Written instruction
Records follow. Select each line holding "已知集合A".

Provided material
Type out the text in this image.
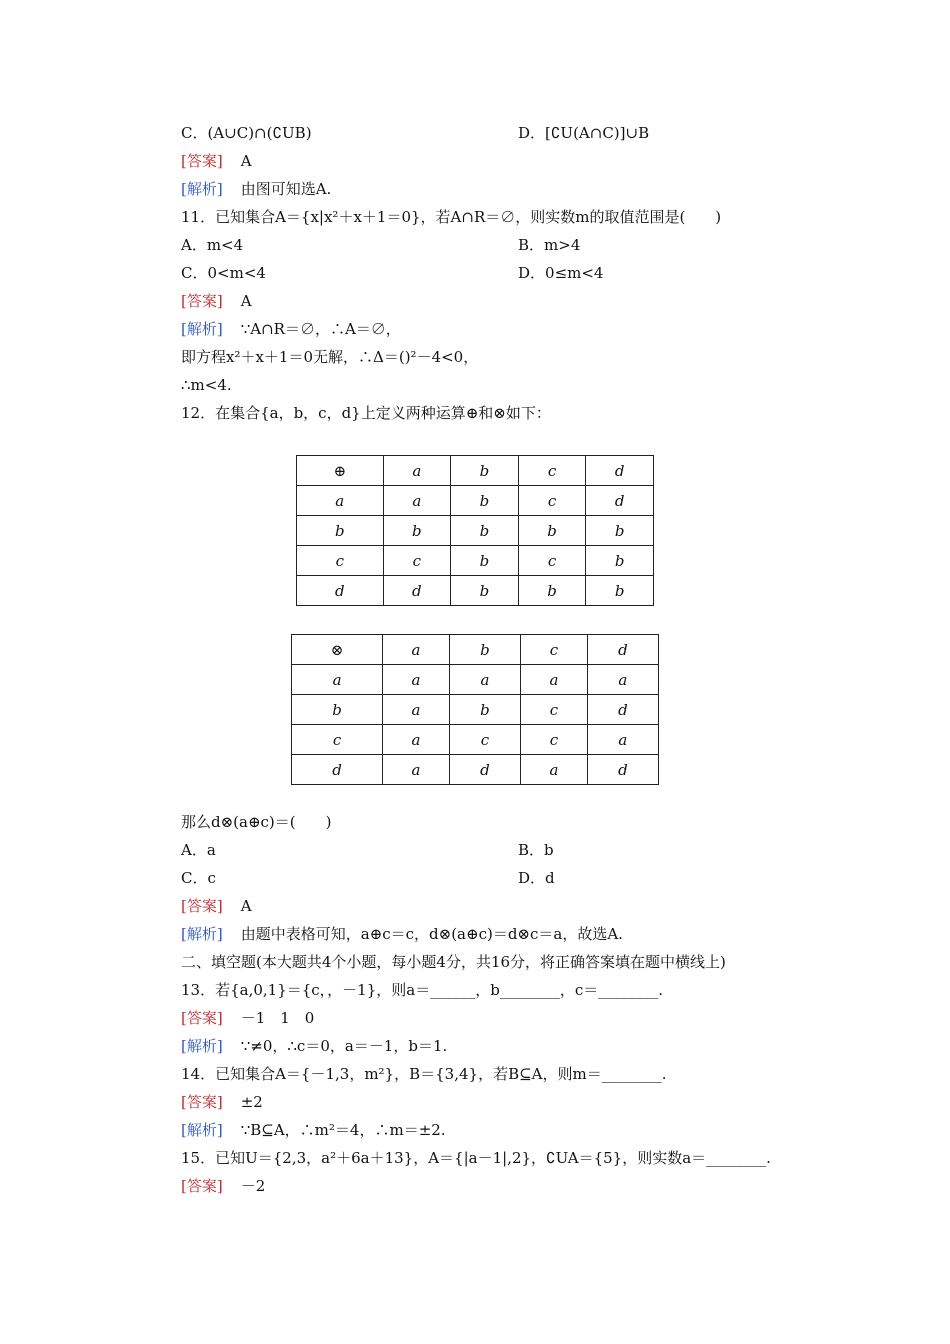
C．(A∪C)∩(∁UB)	D．[∁U(A∩C)]∪B
[答案] A
[解析] 由图可知选A.
11．已知集合A＝{x|x²＋x＋1＝0}，若A∩R＝∅，则实数m的取值范围是(　　)
A．m<4	B．m>4
C．0<m<4	D．0≤m<4
[答案] A
[解析] ∵A∩R＝∅，∴A＝∅，
即方程x²＋x＋1＝0无解，∴Δ＝()²－4<0，
∴m<4.
12．在集合{a，b，c，d}上定义两种运算⊕和⊗如下：
⊕	a	b	c	d
a	a	b	c	d
b	b	b	b	b
c	c	b	c	b
d	d	b	b	b
⊗	a	b	c	d
a	a	a	a	a
b	a	b	c	d
c	a	c	c	a
d	a	d	a	d
那么d⊗(a⊕c)＝(　　)
A．a	B．b
C．c	D．d
[答案] A
[解析] 由题中表格可知，a⊕c＝c，d⊗(a⊕c)＝d⊗c＝a，故选A.
二、填空题(本大题共4个小题，每小题4分，共16分，将正确答案填在题中横线上)
13．若{a,0,1}＝{c，，－1}，则a＝______，b________，c＝________.
[答案] －1　1　0
[解析] ∵≠0，∴c＝0，a＝－1，b＝1.
14．已知集合A＝{－1,3，m²}，B＝{3,4}，若B⊆A，则m＝________.
[答案] ±2
[解析] ∵B⊆A，∴m²＝4，∴m＝±2.
15．已知U＝{2,3，a²＋6a＋13}，A＝{|a－1|,2}，∁UA＝{5}，则实数a＝________.
[答案] －2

The solution
11．已知集合A＝{x|x²＋x＋1＝0}，若A∩R＝∅，则实数m的取值范围是(　　)
14．已知集合A＝{－1,3，m²}，B＝{3,4}，若B⊆A，则m＝________.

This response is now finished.